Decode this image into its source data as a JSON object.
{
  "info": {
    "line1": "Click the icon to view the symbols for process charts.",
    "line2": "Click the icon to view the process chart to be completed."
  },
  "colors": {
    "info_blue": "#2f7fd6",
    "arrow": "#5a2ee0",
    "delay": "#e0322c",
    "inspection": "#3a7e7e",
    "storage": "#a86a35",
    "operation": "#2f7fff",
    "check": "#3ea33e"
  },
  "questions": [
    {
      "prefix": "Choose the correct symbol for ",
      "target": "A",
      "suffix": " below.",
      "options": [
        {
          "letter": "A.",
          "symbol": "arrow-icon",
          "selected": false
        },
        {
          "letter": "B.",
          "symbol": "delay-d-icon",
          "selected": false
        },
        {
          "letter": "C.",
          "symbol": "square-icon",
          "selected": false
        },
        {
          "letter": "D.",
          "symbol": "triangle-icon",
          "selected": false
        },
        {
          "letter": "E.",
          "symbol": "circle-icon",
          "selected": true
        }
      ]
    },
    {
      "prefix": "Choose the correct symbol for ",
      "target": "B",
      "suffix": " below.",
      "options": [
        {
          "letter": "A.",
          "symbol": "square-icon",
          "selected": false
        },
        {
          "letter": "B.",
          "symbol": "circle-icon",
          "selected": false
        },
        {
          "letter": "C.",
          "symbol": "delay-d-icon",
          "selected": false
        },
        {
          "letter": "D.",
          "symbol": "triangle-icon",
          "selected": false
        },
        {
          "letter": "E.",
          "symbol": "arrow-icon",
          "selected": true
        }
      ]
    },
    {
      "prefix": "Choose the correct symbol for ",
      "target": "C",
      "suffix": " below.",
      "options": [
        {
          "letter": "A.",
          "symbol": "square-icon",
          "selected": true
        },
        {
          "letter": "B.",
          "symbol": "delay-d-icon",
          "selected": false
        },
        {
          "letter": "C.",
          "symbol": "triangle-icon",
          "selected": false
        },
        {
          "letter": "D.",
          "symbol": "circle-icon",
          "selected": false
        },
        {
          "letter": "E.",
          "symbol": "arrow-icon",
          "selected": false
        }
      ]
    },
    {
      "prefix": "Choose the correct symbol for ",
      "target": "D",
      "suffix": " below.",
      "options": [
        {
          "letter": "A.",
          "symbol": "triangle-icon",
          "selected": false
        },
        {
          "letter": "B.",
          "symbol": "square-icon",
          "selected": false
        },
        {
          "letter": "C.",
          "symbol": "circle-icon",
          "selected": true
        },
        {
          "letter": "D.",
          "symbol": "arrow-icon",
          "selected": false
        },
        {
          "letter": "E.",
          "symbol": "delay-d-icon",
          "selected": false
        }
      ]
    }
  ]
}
...
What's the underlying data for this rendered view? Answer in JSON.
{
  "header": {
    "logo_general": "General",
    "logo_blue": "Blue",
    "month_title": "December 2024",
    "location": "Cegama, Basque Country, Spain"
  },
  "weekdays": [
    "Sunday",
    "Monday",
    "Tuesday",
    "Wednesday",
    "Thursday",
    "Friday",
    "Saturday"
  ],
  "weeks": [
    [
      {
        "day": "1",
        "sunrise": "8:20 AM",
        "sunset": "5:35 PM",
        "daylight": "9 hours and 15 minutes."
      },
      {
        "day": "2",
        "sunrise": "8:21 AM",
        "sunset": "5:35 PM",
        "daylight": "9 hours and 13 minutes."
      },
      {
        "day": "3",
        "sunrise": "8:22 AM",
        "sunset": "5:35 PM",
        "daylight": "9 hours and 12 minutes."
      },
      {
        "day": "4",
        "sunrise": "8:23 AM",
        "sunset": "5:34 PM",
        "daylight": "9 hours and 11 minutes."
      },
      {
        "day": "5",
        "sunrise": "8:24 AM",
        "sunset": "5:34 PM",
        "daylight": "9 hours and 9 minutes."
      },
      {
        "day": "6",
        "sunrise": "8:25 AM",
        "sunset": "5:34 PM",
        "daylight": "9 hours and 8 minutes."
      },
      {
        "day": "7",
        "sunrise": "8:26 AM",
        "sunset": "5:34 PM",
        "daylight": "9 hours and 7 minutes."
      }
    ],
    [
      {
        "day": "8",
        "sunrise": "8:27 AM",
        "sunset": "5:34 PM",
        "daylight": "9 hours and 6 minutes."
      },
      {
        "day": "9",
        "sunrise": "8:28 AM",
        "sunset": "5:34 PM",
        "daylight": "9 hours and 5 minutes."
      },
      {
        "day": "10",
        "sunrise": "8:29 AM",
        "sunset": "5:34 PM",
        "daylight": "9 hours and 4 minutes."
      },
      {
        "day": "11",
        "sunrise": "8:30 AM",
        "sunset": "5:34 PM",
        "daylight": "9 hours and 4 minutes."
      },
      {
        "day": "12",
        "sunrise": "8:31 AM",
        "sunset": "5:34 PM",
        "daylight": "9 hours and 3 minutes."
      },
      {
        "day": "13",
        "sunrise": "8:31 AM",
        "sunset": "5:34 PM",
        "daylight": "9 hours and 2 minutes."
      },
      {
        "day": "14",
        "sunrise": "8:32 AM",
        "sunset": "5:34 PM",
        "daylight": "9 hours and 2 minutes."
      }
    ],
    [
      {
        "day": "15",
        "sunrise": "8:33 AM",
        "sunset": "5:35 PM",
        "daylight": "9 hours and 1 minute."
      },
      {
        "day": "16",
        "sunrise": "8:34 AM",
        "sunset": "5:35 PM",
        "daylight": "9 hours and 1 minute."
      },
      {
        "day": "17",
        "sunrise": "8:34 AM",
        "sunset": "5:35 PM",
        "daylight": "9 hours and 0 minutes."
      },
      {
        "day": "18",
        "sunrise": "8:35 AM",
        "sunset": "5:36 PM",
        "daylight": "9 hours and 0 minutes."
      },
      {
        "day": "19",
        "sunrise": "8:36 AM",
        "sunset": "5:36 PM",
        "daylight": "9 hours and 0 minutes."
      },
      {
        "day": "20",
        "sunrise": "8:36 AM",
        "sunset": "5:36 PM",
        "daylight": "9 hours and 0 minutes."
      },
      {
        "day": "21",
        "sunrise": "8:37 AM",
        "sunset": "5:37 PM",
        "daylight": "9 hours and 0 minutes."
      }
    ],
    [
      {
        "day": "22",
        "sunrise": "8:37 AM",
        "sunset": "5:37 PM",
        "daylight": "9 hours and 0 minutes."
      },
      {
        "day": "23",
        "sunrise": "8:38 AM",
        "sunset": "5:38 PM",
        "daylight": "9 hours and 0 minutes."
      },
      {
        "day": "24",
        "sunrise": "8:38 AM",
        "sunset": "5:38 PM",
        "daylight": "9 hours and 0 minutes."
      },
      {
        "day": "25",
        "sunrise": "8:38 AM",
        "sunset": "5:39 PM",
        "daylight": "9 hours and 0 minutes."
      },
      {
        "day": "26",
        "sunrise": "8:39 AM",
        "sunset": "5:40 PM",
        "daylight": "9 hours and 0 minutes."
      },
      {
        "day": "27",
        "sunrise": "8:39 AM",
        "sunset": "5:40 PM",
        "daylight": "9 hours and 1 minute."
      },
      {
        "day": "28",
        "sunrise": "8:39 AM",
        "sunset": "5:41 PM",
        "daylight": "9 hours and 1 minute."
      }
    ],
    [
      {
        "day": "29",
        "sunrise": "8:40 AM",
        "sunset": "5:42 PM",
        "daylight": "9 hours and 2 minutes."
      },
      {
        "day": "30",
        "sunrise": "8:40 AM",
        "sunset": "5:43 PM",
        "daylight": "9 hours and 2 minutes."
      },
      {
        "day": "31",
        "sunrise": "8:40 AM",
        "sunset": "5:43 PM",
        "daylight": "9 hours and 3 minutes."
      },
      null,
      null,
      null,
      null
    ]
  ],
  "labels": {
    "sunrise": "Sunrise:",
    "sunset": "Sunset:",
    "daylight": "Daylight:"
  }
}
--
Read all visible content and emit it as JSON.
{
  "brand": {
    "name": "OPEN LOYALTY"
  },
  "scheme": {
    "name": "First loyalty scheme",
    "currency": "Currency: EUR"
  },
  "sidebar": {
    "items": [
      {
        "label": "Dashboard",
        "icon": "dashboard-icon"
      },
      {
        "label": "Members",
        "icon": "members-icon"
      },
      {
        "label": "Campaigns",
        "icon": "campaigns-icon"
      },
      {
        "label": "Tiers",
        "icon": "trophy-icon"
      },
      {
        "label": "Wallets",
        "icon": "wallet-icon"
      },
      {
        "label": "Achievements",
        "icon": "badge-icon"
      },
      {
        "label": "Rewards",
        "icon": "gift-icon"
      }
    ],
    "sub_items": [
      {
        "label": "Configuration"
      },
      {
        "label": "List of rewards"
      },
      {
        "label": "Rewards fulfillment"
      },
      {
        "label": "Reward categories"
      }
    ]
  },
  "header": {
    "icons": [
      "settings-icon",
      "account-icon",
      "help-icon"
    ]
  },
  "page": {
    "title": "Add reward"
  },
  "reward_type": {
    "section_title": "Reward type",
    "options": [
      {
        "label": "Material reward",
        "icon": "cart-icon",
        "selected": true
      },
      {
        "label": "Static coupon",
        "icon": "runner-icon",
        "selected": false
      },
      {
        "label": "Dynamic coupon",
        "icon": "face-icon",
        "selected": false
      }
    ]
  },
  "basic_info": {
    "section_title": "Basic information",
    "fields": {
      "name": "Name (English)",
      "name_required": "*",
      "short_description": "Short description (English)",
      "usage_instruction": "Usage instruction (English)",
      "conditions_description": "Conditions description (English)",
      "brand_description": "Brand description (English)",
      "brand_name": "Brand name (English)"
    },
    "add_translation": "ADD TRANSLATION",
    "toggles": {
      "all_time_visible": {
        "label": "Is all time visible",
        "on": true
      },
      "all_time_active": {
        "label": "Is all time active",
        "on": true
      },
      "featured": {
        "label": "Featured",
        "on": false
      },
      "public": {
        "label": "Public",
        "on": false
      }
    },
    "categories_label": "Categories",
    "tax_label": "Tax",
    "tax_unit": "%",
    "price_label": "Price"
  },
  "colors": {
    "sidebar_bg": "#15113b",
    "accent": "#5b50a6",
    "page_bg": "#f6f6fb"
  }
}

» **What is being asked**:
What is the number of lines in the records that contain "process"? Give that number only.

» **Written solution**:
2